▶ EXCERPTED RECORDS
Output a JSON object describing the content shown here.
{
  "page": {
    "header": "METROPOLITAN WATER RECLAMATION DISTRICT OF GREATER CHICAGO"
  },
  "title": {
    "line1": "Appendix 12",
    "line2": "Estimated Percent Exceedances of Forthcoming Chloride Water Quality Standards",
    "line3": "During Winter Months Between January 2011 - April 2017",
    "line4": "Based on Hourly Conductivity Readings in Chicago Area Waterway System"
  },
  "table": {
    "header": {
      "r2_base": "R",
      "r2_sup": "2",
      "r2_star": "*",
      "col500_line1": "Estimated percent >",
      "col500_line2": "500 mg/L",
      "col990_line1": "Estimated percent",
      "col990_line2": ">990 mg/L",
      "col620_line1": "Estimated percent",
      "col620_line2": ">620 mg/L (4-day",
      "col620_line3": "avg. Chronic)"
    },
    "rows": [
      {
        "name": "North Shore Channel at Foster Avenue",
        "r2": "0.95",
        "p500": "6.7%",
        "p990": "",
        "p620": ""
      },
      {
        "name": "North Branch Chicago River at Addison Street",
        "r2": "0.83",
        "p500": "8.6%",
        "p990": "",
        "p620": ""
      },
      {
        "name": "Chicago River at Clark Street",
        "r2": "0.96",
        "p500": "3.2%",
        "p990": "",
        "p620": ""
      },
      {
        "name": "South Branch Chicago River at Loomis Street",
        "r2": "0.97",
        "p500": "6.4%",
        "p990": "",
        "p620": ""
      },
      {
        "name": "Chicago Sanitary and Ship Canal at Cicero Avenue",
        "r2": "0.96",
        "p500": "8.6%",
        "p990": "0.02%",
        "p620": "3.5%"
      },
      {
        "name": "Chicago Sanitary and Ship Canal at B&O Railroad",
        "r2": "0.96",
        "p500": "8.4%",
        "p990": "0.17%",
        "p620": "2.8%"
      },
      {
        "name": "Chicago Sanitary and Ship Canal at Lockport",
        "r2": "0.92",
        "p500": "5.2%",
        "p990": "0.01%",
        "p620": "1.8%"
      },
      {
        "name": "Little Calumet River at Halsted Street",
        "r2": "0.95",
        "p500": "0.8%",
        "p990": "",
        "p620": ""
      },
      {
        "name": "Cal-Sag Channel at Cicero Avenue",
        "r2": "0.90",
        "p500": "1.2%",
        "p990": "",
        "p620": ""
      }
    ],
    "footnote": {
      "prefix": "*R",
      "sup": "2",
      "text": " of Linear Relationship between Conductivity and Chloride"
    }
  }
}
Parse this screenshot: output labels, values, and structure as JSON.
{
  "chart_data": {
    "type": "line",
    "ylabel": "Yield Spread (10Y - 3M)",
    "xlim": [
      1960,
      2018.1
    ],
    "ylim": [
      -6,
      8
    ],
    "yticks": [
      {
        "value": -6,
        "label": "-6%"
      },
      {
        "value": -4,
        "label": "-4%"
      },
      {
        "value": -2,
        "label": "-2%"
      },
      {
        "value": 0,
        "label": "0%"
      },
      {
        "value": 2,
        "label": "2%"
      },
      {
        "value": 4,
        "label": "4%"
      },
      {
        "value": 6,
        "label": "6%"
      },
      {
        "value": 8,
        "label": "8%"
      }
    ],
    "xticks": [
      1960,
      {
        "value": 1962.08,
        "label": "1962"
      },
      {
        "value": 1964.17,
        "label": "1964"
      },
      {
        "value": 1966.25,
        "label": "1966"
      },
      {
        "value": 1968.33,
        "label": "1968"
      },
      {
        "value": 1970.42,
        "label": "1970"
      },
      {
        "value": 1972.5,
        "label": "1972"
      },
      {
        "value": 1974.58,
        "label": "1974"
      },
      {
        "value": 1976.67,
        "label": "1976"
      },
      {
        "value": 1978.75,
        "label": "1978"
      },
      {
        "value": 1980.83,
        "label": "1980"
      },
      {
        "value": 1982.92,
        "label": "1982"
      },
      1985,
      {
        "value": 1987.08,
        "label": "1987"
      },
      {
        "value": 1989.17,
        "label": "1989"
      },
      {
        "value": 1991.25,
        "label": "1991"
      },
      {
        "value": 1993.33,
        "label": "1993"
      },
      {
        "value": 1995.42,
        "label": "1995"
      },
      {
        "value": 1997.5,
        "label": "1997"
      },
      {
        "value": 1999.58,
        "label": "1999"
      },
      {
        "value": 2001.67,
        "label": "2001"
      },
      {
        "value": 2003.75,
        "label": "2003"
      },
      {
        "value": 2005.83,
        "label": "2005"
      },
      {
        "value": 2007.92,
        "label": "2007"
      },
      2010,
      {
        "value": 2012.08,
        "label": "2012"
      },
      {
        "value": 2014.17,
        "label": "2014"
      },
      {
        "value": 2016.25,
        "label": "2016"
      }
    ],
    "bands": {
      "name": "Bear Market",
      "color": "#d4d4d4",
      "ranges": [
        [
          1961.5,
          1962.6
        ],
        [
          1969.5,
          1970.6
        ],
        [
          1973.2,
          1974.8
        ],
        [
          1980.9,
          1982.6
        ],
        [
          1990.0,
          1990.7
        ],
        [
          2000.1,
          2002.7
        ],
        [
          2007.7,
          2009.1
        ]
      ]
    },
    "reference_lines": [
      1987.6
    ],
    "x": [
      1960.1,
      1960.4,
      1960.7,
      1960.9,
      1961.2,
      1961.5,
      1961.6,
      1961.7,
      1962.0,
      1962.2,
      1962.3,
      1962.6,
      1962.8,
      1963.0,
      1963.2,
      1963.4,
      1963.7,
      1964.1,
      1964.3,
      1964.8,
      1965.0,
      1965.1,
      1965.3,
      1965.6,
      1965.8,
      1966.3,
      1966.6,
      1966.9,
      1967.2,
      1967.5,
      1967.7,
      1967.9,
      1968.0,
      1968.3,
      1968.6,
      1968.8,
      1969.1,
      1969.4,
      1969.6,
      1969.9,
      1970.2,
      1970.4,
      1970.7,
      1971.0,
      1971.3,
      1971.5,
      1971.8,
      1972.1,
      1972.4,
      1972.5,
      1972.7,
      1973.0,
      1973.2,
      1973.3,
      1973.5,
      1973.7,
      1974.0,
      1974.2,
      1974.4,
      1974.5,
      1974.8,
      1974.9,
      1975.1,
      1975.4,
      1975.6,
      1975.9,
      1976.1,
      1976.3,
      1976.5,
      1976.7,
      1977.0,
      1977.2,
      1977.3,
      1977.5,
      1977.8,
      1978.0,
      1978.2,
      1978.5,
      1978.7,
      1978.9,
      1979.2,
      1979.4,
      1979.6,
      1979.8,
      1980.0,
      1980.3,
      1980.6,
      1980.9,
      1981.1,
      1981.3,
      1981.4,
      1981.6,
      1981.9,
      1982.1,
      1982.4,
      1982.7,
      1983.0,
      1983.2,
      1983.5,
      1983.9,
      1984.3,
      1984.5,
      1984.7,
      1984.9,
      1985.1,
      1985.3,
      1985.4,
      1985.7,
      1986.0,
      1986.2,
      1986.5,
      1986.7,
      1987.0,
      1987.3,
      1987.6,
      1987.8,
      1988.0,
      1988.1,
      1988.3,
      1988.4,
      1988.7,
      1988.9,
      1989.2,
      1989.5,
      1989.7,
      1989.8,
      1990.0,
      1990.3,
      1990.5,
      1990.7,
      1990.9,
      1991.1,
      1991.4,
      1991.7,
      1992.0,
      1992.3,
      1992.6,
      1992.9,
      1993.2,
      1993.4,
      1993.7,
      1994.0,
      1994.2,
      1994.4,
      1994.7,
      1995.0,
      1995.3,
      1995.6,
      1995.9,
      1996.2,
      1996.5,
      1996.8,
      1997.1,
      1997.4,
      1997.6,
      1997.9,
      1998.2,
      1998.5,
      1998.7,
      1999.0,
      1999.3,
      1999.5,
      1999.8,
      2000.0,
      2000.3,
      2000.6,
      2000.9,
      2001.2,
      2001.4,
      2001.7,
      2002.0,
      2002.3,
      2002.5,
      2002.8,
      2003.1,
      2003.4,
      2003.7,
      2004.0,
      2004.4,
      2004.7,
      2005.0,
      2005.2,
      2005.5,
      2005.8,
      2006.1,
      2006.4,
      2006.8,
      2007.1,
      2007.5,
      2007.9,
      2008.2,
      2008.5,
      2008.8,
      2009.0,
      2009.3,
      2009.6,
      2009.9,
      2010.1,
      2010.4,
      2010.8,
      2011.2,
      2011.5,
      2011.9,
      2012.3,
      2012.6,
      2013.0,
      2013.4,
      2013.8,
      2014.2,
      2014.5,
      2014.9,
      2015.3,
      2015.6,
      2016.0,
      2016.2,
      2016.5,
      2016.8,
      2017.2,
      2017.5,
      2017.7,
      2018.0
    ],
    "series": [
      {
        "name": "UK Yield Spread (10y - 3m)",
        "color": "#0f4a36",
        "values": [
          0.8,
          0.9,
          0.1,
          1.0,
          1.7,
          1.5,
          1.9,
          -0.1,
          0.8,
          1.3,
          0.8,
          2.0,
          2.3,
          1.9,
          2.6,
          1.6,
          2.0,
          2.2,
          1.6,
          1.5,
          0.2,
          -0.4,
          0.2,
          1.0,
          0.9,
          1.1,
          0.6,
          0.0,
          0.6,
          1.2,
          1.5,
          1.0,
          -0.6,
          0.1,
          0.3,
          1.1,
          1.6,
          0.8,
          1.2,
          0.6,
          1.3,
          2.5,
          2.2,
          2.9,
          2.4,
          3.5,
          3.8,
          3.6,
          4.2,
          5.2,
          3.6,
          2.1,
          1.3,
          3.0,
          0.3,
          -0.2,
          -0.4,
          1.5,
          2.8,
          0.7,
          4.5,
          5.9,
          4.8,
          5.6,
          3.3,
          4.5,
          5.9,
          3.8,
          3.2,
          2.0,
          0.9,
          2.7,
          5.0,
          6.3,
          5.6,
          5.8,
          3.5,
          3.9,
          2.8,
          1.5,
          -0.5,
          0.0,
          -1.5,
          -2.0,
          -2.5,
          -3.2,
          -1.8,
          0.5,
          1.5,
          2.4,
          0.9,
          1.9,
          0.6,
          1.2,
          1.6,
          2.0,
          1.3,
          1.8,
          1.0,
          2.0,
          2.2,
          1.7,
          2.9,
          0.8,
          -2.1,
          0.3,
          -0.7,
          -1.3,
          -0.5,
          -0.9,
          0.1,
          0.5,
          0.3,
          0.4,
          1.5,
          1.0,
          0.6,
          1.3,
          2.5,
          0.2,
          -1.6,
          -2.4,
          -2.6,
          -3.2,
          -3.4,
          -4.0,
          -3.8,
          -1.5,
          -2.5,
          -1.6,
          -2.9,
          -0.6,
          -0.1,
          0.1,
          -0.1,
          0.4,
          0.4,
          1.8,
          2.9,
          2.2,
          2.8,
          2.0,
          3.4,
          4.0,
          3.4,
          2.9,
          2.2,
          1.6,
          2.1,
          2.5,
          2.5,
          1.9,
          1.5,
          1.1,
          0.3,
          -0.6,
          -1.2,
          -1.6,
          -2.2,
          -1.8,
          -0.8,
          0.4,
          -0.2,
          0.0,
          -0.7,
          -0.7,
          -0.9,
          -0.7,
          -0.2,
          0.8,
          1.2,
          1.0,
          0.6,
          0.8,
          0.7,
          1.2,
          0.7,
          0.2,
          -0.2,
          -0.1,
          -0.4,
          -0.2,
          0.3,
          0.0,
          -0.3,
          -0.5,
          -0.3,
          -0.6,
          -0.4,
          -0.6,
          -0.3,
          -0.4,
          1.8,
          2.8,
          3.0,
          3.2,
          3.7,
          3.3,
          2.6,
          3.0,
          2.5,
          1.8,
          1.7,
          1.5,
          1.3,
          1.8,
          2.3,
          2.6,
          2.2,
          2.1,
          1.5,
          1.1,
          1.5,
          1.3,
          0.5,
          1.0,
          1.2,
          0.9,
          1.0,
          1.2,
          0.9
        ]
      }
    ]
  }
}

▶ WRITTEN TASK
Search the entries for the word "Conductivity" and gather every line where it appears.

▶ COMPLETED EXERCISE
    "line4": "Based on Hourly Conductivity Readings in Chicago Area Waterway System"
      "text": " of Linear Relationship between Conductivity and Chloride"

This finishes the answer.